TASK
Find the string "我们的中国梦" and gather every line that holds it.

>> begin

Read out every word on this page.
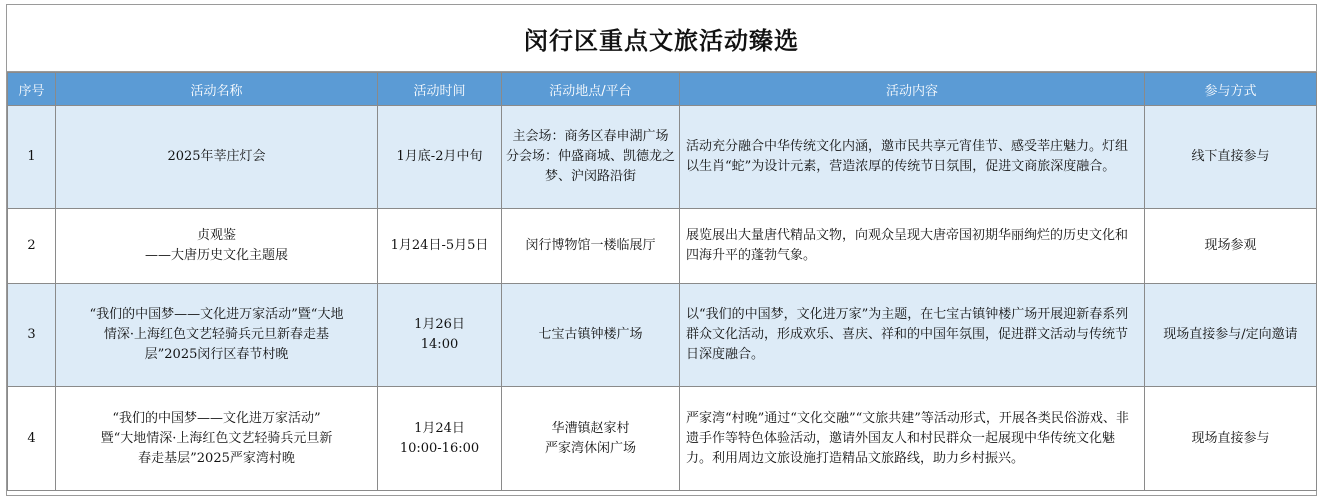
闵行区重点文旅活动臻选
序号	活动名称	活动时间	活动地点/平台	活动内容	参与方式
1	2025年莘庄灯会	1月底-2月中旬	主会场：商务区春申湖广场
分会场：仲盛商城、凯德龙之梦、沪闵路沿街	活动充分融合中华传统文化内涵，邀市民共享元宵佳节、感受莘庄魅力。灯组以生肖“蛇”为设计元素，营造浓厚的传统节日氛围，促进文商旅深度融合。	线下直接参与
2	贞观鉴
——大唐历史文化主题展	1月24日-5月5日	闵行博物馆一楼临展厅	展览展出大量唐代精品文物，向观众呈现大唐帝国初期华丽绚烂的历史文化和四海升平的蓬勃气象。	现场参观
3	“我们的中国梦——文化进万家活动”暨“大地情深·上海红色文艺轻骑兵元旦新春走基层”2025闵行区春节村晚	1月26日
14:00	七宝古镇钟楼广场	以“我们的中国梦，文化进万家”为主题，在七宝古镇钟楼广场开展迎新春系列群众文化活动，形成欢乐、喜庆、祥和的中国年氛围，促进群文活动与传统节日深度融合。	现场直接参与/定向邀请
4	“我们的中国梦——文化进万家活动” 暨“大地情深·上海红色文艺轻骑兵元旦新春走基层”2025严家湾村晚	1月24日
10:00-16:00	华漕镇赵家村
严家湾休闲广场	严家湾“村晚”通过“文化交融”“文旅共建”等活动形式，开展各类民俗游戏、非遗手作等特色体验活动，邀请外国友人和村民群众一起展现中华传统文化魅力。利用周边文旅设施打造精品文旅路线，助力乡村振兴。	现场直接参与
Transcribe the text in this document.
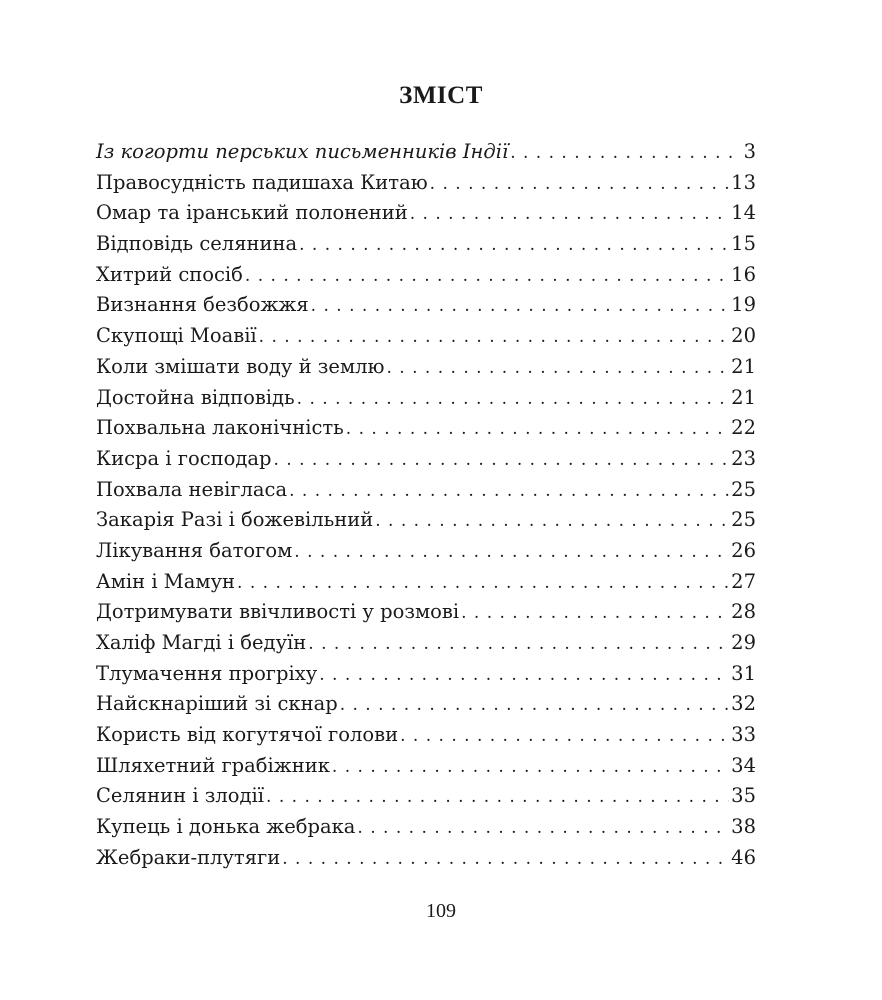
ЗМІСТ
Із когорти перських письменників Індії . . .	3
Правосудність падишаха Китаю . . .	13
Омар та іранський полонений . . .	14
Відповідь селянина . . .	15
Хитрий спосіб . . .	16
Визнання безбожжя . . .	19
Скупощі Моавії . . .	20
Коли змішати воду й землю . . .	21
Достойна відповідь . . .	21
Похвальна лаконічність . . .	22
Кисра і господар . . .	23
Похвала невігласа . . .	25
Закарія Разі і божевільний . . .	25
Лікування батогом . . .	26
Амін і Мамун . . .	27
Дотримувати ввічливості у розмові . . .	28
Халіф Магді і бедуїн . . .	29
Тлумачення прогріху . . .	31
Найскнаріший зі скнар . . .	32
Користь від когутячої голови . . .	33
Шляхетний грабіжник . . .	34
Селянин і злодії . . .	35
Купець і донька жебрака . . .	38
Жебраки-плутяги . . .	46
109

>> end
>> begin

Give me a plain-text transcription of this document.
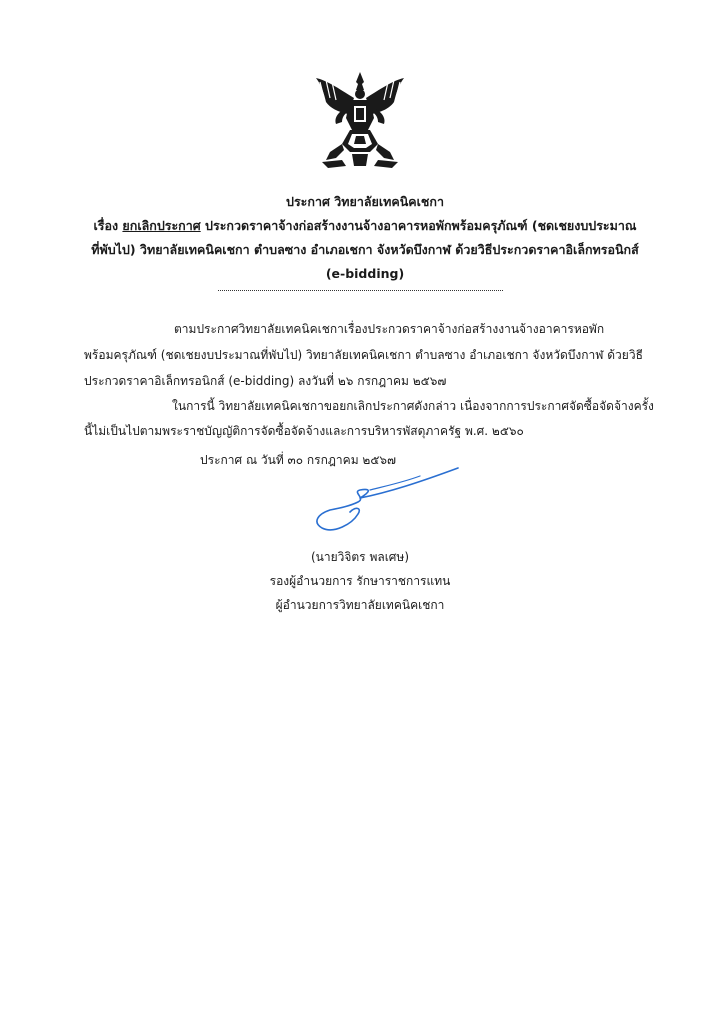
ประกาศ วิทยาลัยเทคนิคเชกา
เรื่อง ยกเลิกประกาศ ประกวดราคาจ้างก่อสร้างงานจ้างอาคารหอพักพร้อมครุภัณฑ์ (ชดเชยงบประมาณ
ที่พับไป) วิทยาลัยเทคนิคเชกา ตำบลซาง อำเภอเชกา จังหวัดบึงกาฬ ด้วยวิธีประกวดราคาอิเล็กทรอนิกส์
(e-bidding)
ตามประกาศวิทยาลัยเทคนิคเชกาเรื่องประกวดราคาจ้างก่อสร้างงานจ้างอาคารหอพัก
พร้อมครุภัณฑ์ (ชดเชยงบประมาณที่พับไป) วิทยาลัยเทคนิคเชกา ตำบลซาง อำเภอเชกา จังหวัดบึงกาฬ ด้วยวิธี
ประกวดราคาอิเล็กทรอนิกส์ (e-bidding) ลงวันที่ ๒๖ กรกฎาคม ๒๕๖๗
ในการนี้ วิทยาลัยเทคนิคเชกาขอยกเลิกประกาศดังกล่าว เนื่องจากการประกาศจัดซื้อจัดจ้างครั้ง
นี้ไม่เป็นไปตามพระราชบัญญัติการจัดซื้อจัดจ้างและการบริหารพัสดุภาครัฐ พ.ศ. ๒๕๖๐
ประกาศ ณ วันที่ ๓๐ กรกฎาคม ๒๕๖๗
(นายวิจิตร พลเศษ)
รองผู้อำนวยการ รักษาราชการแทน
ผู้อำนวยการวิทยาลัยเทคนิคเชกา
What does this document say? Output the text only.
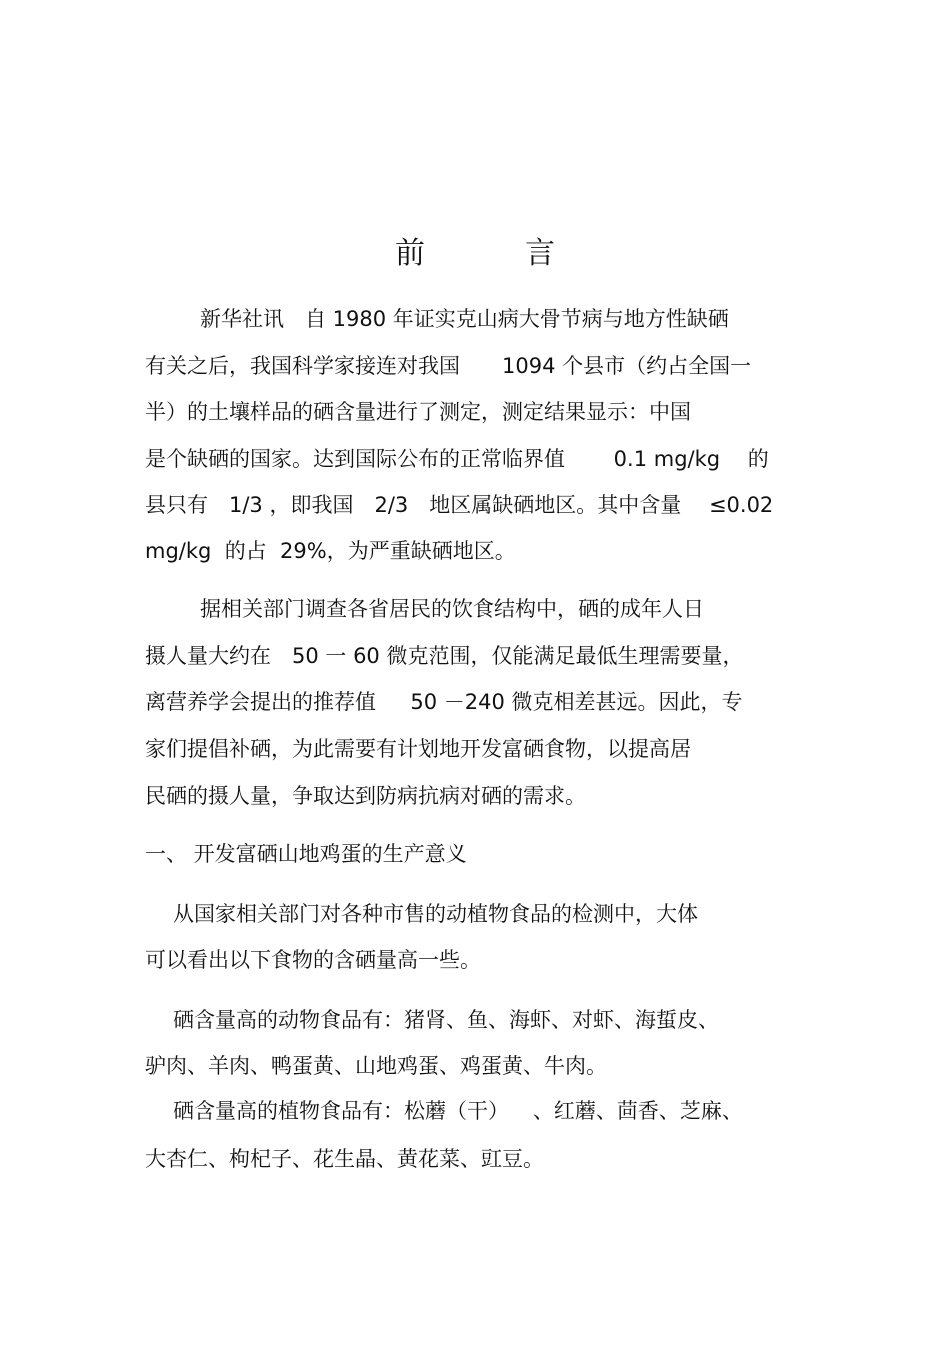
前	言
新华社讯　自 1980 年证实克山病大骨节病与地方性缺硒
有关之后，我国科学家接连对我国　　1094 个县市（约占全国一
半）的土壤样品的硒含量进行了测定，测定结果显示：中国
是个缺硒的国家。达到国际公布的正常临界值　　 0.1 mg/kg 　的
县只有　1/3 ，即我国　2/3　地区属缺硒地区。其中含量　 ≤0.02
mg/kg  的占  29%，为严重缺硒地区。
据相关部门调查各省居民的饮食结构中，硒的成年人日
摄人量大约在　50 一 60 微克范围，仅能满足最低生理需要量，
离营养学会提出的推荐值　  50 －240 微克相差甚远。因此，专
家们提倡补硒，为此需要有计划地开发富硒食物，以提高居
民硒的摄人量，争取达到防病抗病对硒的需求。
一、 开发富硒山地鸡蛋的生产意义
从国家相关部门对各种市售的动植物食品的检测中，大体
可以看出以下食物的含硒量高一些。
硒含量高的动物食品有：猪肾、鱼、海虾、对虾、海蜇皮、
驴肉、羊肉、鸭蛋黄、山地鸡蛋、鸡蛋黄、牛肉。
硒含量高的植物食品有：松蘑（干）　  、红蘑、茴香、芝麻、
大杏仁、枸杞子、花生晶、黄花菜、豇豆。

>> end
>> begin

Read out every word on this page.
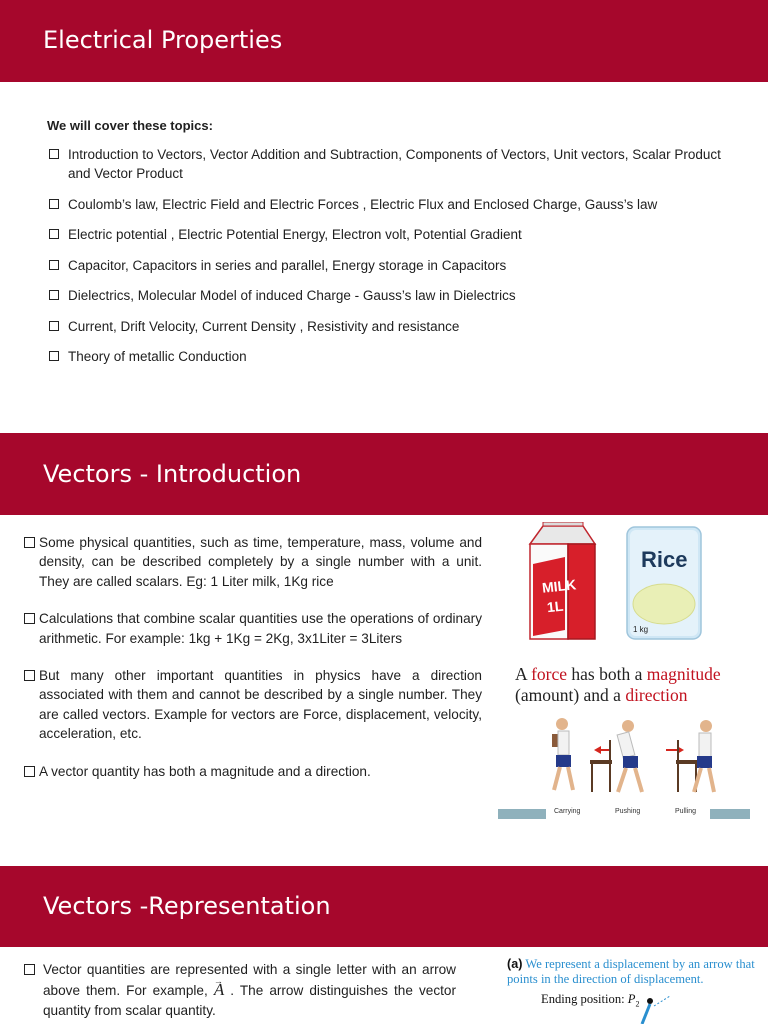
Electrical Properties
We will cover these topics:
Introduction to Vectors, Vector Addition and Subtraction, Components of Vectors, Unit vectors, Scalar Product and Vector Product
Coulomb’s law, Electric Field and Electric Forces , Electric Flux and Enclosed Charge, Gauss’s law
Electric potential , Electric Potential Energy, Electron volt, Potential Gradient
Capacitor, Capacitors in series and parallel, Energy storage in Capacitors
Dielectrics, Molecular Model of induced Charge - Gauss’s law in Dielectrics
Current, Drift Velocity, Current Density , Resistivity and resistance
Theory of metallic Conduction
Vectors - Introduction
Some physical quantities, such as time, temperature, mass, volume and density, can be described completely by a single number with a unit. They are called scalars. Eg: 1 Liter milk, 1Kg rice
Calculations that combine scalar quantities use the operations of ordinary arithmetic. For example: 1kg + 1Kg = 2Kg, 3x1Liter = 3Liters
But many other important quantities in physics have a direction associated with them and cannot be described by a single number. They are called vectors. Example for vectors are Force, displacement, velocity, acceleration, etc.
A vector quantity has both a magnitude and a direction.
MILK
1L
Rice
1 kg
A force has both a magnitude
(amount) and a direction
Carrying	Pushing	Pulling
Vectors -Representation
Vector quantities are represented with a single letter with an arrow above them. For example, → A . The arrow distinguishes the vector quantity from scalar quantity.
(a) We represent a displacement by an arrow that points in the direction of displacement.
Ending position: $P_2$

>> end

RESPONSE BELOW
3	“我们的中国梦——文化进万家活动”暨“大地情深·上海红色文艺轻骑兵元旦新春走基层”2025闵行区春节村晚	1月26日
14:00	七宝古镇钟楼广场	以“我们的中国梦，文化进万家”为主题，在七宝古镇钟楼广场开展迎新春系列群众文化活动，形成欢乐、喜庆、祥和的中国年氛围，促进群文活动与传统节日深度融合。	现场直接参与/定向邀请
4	“我们的中国梦——文化进万家活动” 暨“大地情深·上海红色文艺轻骑兵元旦新春走基层”2025严家湾村晚	1月24日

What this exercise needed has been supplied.